--- Source data ---

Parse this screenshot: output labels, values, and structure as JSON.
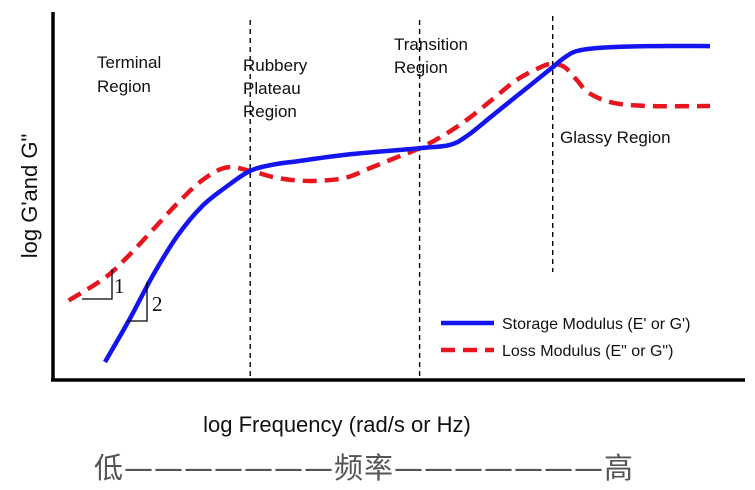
{
  "chart_data": {
    "type": "line",
    "title": "",
    "xlabel": "log Frequency (rad/s or Hz)",
    "ylabel": "log G'and G\"",
    "xlim": [
      0,
      100
    ],
    "ylim": [
      0,
      100
    ],
    "grid": false,
    "legend_position": "bottom-right",
    "series": [
      {
        "name": "Storage Modulus (E' or G')",
        "color": "#1414f0",
        "style": "solid",
        "points": [
          [
            0,
            0
          ],
          [
            4,
            13
          ],
          [
            8,
            27
          ],
          [
            12,
            39
          ],
          [
            16,
            48
          ],
          [
            20,
            54
          ],
          [
            24,
            59
          ],
          [
            28,
            61
          ],
          [
            32,
            62
          ],
          [
            40,
            64
          ],
          [
            52,
            66
          ],
          [
            57,
            67
          ],
          [
            60,
            70
          ],
          [
            64,
            76
          ],
          [
            68,
            82
          ],
          [
            72,
            88
          ],
          [
            74,
            91
          ],
          [
            76,
            94
          ],
          [
            78,
            96
          ],
          [
            82,
            97
          ],
          [
            90,
            97.5
          ],
          [
            100,
            97.5
          ]
        ]
      },
      {
        "name": "Loss Modulus (E\" or G\")",
        "color": "#e8141e",
        "style": "dashed",
        "points": [
          [
            -6,
            19
          ],
          [
            0,
            26
          ],
          [
            4,
            33
          ],
          [
            8,
            41
          ],
          [
            12,
            49
          ],
          [
            16,
            56
          ],
          [
            20,
            60
          ],
          [
            24,
            59
          ],
          [
            28,
            57
          ],
          [
            32,
            56
          ],
          [
            36,
            56
          ],
          [
            40,
            57
          ],
          [
            44,
            60
          ],
          [
            48,
            63
          ],
          [
            52,
            66
          ],
          [
            56,
            70
          ],
          [
            60,
            75
          ],
          [
            64,
            81
          ],
          [
            68,
            87
          ],
          [
            72,
            91
          ],
          [
            74,
            92
          ],
          [
            76,
            91
          ],
          [
            78,
            87
          ],
          [
            80,
            83
          ],
          [
            84,
            80
          ],
          [
            90,
            79
          ],
          [
            100,
            79
          ]
        ]
      }
    ],
    "region_dividers": [
      24,
      52,
      74
    ],
    "regions": [
      {
        "lines": [
          "Terminal",
          "Region"
        ]
      },
      {
        "lines": [
          "Rubbery",
          "Plateau",
          "Region"
        ]
      },
      {
        "lines": [
          "Transition",
          "Region"
        ]
      },
      {
        "lines": [
          "Glassy Region"
        ]
      }
    ],
    "slope_annotations": [
      "1",
      "2"
    ]
  },
  "frequency_scale": {
    "low": "低",
    "middle": "频率",
    "high": "高",
    "dash": "—"
  }
}
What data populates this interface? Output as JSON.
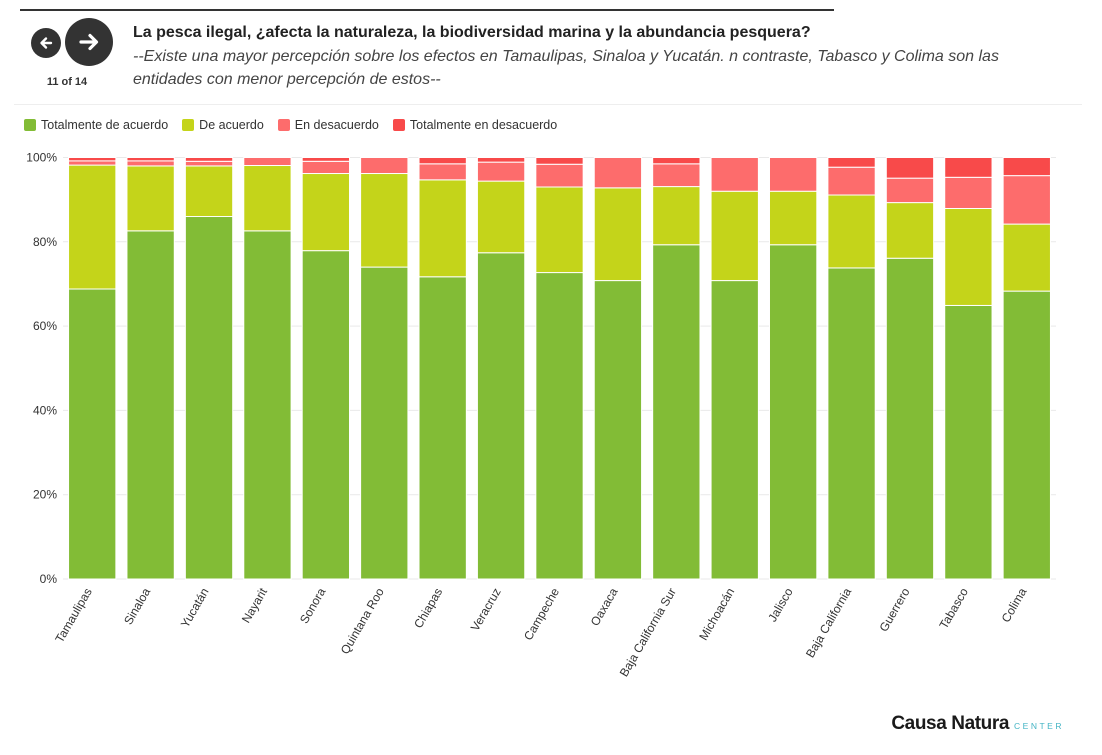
{
  "header": {
    "title": "La pesca ilegal, ¿afecta la naturaleza, la biodiversidad marina y la abundancia pesquera?",
    "subtitle": "--Existe una mayor percepción sobre los efectos en Tamaulipas, Sinaloa y Yucatán. n contraste, Tabasco y Colima son las entidades con menor percepción de estos--",
    "pager": "11 of 14"
  },
  "nav": {
    "prev_icon": "arrow-left-icon",
    "next_icon": "arrow-right-icon"
  },
  "footer": {
    "logo_main": "Causa Natura",
    "logo_sub": "CENTER"
  },
  "colors": {
    "series": [
      "#82bc36",
      "#c4d41a",
      "#fd6c6c",
      "#f84a4a"
    ],
    "grid": "#e9e9e9",
    "axis_text": "#333333"
  },
  "chart_data": {
    "type": "bar",
    "stacked": true,
    "title": "La pesca ilegal, ¿afecta la naturaleza, la biodiversidad marina y la abundancia pesquera?",
    "xlabel": "",
    "ylabel": "",
    "ylim": [
      0,
      100
    ],
    "yticks": [
      "0%",
      "20%",
      "40%",
      "60%",
      "80%",
      "100%"
    ],
    "legend_position": "top-left",
    "categories": [
      "Tamaulipas",
      "Sinaloa",
      "Yucatán",
      "Nayarit",
      "Sonora",
      "Quintana Roo",
      "Chiapas",
      "Veracruz",
      "Campeche",
      "Oaxaca",
      "Baja California Sur",
      "Michoacán",
      "Jalisco",
      "Baja California",
      "Guerrero",
      "Tabasco",
      "Colima"
    ],
    "series": [
      {
        "name": "Totalmente de acuerdo",
        "values": [
          68.8,
          82.6,
          86.0,
          82.6,
          77.9,
          74.0,
          71.7,
          77.4,
          72.7,
          70.8,
          79.3,
          70.8,
          79.3,
          73.8,
          76.1,
          64.9,
          68.3
        ]
      },
      {
        "name": "De acuerdo",
        "values": [
          29.4,
          15.4,
          12.0,
          15.5,
          18.3,
          22.2,
          23.0,
          17.0,
          20.3,
          22.0,
          13.8,
          21.2,
          12.7,
          17.3,
          13.2,
          23.0,
          15.9
        ]
      },
      {
        "name": "En desacuerdo",
        "values": [
          1.0,
          1.2,
          1.1,
          1.9,
          2.9,
          3.8,
          3.8,
          4.5,
          5.4,
          7.2,
          5.4,
          8.0,
          8.0,
          6.6,
          5.8,
          7.4,
          11.5
        ]
      },
      {
        "name": "Totalmente en desacuerdo",
        "values": [
          0.8,
          0.8,
          0.9,
          0.0,
          0.9,
          0.0,
          1.5,
          1.1,
          1.6,
          0.0,
          1.5,
          0.0,
          0.0,
          2.3,
          4.9,
          4.7,
          4.3
        ]
      }
    ]
  }
}
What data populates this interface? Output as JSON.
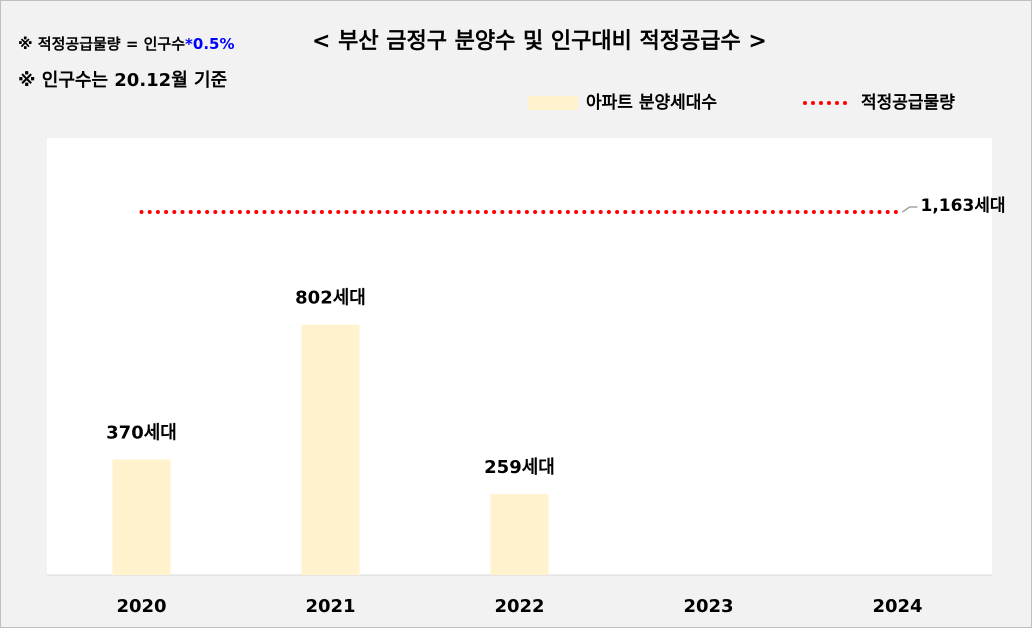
{
  "chart_data": {
    "type": "bar",
    "title": "< 부산 금정구 분양수 및 인구대비 적정공급수 >",
    "formula_note": "※ 적정공급물량 = 인구수",
    "formula_factor": "*0.5%",
    "population_note": "※ 인구수는 20.12월 기준",
    "categories": [
      "2020",
      "2021",
      "2022",
      "2023",
      "2024"
    ],
    "ylim": [
      0,
      1400
    ],
    "legend": "top-right",
    "series": [
      {
        "name": "아파트 분양세대수",
        "type": "bar",
        "color": "#fff2cc",
        "values": [
          370,
          802,
          259,
          null,
          null
        ],
        "value_labels": [
          "370세대",
          "802세대",
          "259세대",
          null,
          null
        ]
      },
      {
        "name": "적정공급물량",
        "type": "line",
        "color": "#ff0000",
        "values": [
          1163,
          1163,
          1163,
          1163,
          1163
        ],
        "value_labels": [
          null,
          null,
          null,
          null,
          "1,163세대"
        ]
      }
    ]
  }
}
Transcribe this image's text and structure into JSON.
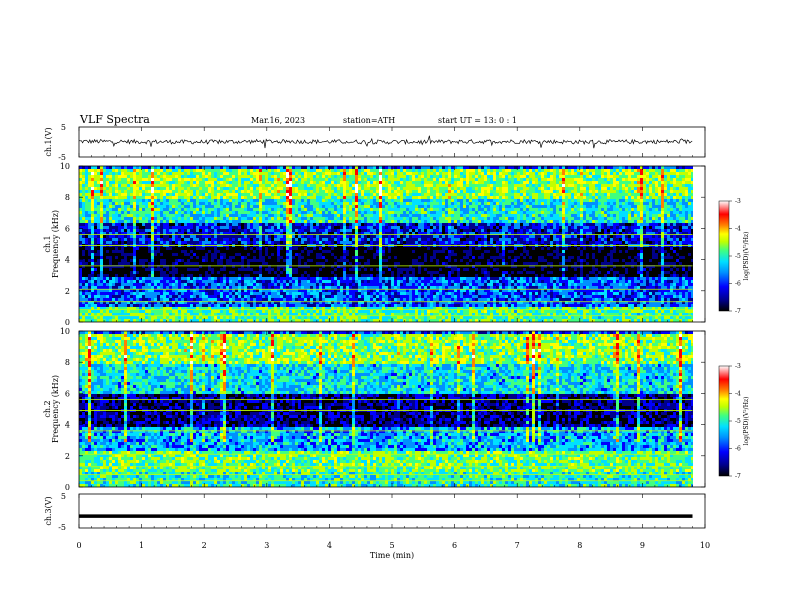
{
  "header": {
    "title": "VLF  Spectra",
    "date": "Mar.16, 2023",
    "station": "station=ATH",
    "start_ut": "start  UT  =   13: 0  : 1"
  },
  "colors": {
    "spectrogram_scale": [
      "#000000",
      "#00008b",
      "#0000ff",
      "#0090ff",
      "#00e0ff",
      "#40ff80",
      "#c0ff00",
      "#ffff00",
      "#ff8000",
      "#ff0000",
      "#ffffff"
    ],
    "trace": "#000000"
  },
  "chart_data": [
    {
      "type": "line",
      "panel": "ch1-waveform",
      "ylabel": "ch.1(V)",
      "ylim": [
        -5,
        5
      ],
      "y_ticks": [
        "5",
        "-5"
      ],
      "x": [
        0,
        1,
        2,
        3,
        4,
        5,
        6,
        7,
        8,
        9,
        9.8
      ],
      "series": [
        {
          "values": [
            0.2,
            0.1,
            0.0,
            0.2,
            0.1,
            0.0,
            0.1,
            0.2,
            0.0,
            0.1,
            0.1
          ]
        }
      ]
    },
    {
      "type": "heatmap",
      "panel": "ch1-spectrogram",
      "ylabel": "ch.1\nFrequency (kHz)",
      "ylim": [
        0,
        10
      ],
      "y_ticks": [
        "10",
        "8",
        "6",
        "4",
        "2",
        "0"
      ],
      "xlim": [
        0,
        10
      ],
      "colorbar": {
        "label": "log(PSD)(V²/Hz)",
        "ticks": [
          "-3",
          "-4",
          "-5",
          "-6",
          "-7"
        ],
        "range": [
          -7,
          -3
        ]
      },
      "bands_khz": [
        {
          "from": 0.0,
          "to": 1.0,
          "level": -5.0
        },
        {
          "from": 1.0,
          "to": 3.0,
          "level": -5.9
        },
        {
          "from": 3.0,
          "to": 5.0,
          "level": -6.8
        },
        {
          "from": 5.0,
          "to": 6.5,
          "level": -6.2
        },
        {
          "from": 6.5,
          "to": 8.0,
          "level": -5.3
        },
        {
          "from": 8.0,
          "to": 10.0,
          "level": -4.8
        }
      ]
    },
    {
      "type": "heatmap",
      "panel": "ch2-spectrogram",
      "ylabel": "ch.2\nFrequency (kHz)",
      "ylim": [
        0,
        10
      ],
      "y_ticks": [
        "10",
        "8",
        "6",
        "4",
        "2",
        "0"
      ],
      "xlim": [
        0,
        10
      ],
      "colorbar": {
        "label": "log(PSD)(V²/Hz)",
        "ticks": [
          "-3",
          "-4",
          "-5",
          "-6",
          "-7"
        ],
        "range": [
          -7,
          -3
        ]
      },
      "bands_khz": [
        {
          "from": 0.0,
          "to": 1.0,
          "level": -5.2
        },
        {
          "from": 1.0,
          "to": 2.5,
          "level": -4.9
        },
        {
          "from": 2.5,
          "to": 4.0,
          "level": -5.6
        },
        {
          "from": 4.0,
          "to": 6.0,
          "level": -6.5
        },
        {
          "from": 6.0,
          "to": 8.0,
          "level": -5.4
        },
        {
          "from": 8.0,
          "to": 10.0,
          "level": -4.8
        }
      ]
    },
    {
      "type": "line",
      "panel": "ch3-waveform",
      "ylabel": "ch.3(V)",
      "ylim": [
        -5,
        5
      ],
      "y_ticks": [
        "5",
        "-5"
      ],
      "x": [
        0,
        9.8
      ],
      "series": [
        {
          "values": [
            -1.5,
            -1.5
          ]
        }
      ]
    }
  ],
  "x_axis": {
    "label": "Time  (min)",
    "ticks": [
      "0",
      "1",
      "2",
      "3",
      "4",
      "5",
      "6",
      "7",
      "8",
      "9",
      "10"
    ],
    "xlim": [
      0,
      10
    ]
  }
}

---

- **Prompt**:
State how many lines of the listing include the word "arrow". Reply with the number alone.

- **Finished exercise**:
2